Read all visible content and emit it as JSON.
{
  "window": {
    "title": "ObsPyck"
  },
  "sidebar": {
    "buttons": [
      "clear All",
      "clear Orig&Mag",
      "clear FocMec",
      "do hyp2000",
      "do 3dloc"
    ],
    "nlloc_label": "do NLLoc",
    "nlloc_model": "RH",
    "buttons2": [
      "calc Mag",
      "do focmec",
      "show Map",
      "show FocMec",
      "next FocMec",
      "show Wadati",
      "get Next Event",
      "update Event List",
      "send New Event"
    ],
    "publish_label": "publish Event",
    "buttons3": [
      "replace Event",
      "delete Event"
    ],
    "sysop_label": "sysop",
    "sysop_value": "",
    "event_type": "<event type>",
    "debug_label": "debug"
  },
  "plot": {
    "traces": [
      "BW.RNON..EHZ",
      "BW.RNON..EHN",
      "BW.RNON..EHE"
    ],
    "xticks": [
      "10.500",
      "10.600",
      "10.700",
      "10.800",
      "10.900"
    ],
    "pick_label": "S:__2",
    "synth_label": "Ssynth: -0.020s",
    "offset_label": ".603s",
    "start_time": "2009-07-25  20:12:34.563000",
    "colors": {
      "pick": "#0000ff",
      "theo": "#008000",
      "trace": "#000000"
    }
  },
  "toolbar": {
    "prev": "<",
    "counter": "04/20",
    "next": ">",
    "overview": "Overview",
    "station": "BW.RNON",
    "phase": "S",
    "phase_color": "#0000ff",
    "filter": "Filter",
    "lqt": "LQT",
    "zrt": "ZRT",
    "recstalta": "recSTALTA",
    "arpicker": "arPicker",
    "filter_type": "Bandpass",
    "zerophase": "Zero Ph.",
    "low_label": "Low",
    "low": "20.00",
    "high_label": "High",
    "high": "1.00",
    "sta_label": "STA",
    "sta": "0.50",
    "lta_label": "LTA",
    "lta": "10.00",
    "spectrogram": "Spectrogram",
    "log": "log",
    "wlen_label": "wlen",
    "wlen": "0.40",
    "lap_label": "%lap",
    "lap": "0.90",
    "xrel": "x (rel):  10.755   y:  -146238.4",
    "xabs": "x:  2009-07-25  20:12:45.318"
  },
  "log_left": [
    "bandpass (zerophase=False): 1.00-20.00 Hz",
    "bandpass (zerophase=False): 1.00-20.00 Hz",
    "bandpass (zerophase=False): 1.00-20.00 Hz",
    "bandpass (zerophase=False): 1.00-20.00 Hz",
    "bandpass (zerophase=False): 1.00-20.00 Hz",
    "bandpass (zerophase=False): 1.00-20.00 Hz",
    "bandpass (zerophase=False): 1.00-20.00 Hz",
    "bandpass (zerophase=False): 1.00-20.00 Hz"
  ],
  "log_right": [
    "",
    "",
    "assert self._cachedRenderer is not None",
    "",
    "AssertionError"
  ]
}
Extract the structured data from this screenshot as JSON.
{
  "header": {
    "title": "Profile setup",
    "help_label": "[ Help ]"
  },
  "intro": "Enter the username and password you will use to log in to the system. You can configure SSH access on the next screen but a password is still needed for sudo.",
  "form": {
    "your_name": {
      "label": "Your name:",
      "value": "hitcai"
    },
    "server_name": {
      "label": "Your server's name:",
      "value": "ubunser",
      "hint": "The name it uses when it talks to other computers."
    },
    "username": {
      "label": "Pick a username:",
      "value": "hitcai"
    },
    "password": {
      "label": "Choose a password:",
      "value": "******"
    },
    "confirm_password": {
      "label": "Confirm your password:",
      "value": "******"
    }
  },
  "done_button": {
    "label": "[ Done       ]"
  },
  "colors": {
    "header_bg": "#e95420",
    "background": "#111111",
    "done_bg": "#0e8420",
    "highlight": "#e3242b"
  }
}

____

From the first line to the last, please quote the material above exactly.

Read all visible content and emit it as JSON.
{
  "window": {
    "title": "ObsPyck"
  },
  "sidebar": {
    "buttons": [
      "clear All",
      "clear Orig&Mag",
      "clear FocMec",
      "do hyp2000",
      "do 3dloc"
    ],
    "nlloc_label": "do NLLoc",
    "nlloc_model": "RH",
    "buttons2": [
      "calc Mag",
      "do focmec",
      "show Map",
      "show FocMec",
      "next FocMec",
      "show Wadati",
      "get Next Event",
      "update Event List",
      "send New Event"
    ],
    "publish_label": "publish Event",
    "buttons3": [
      "replace Event",
      "delete Event"
    ],
    "sysop_label": "sysop",
    "sysop_value": "",
    "event_type": "<event type>",
    "debug_label": "debug"
  },
  "plot": {
    "traces": [
      "BW.RNON..EHZ",
      "BW.RNON..EHN",
      "BW.RNON..EHE"
    ],
    "xticks": [
      "10.500",
      "10.600",
      "10.700",
      "10.800",
      "10.900"
    ],
    "pick_label": "S:__2",
    "synth_label": "Ssynth: -0.020s",
    "offset_label": ".603s",
    "start_time": "2009-07-25  20:12:34.563000",
    "colors": {
      "pick": "#0000ff",
      "theo": "#008000",
      "trace": "#000000"
    }
  },
  "toolbar": {
    "prev": "<",
    "counter": "04/20",
    "next": ">",
    "overview": "Overview",
    "station": "BW.RNON",
    "phase": "S",
    "phase_color": "#0000ff",
    "filter": "Filter",
    "lqt": "LQT",
    "zrt": "ZRT",
    "recstalta": "recSTALTA",
    "arpicker": "arPicker",
    "filter_type": "Bandpass",
    "zerophase": "Zero Ph.",
    "low_label": "Low",
    "low": "20.00",
    "high_label": "High",
    "high": "1.00",
    "sta_label": "STA",
    "sta": "0.50",
    "lta_label": "LTA",
    "lta": "10.00",
    "spectrogram": "Spectrogram",
    "log": "log",
    "wlen_label": "wlen",
    "wlen": "0.40",
    "lap_label": "%lap",
    "lap": "0.90",
    "xrel": "x (rel):  10.755   y:  -146238.4",
    "xabs": "x:  2009-07-25  20:12:45.318"
  },
  "log_left": [
    "bandpass (zerophase=False): 1.00-20.00 Hz",
    "bandpass (zerophase=False): 1.00-20.00 Hz",
    "bandpass (zerophase=False): 1.00-20.00 Hz",
    "bandpass (zerophase=False): 1.00-20.00 Hz",
    "bandpass (zerophase=False): 1.00-20.00 Hz",
    "bandpass (zerophase=False): 1.00-20.00 Hz",
    "bandpass (zerophase=False): 1.00-20.00 Hz",
    "bandpass (zerophase=False): 1.00-20.00 Hz"
  ],
  "log_right": [
    "",
    "",
    "assert self._cachedRenderer is not None",
    "",
    "AssertionError"
  ]
}
Extract the structured data from this screenshot as JSON.
{
  "header": {
    "title": "Profile setup",
    "help_label": "[ Help ]"
  },
  "intro": "Enter the username and password you will use to log in to the system. You can configure SSH access on the next screen but a password is still needed for sudo.",
  "form": {
    "your_name": {
      "label": "Your name:",
      "value": "hitcai"
    },
    "server_name": {
      "label": "Your server's name:",
      "value": "ubunser",
      "hint": "The name it uses when it talks to other computers."
    },
    "username": {
      "label": "Pick a username:",
      "value": "hitcai"
    },
    "password": {
      "label": "Choose a password:",
      "value": "******"
    },
    "confirm_password": {
      "label": "Confirm your password:",
      "value": "******"
    }
  },
  "done_button": {
    "label": "[ Done       ]"
  },
  "colors": {
    "header_bg": "#e95420",
    "background": "#111111",
    "done_bg": "#0e8420",
    "highlight": "#e3242b"
  }
}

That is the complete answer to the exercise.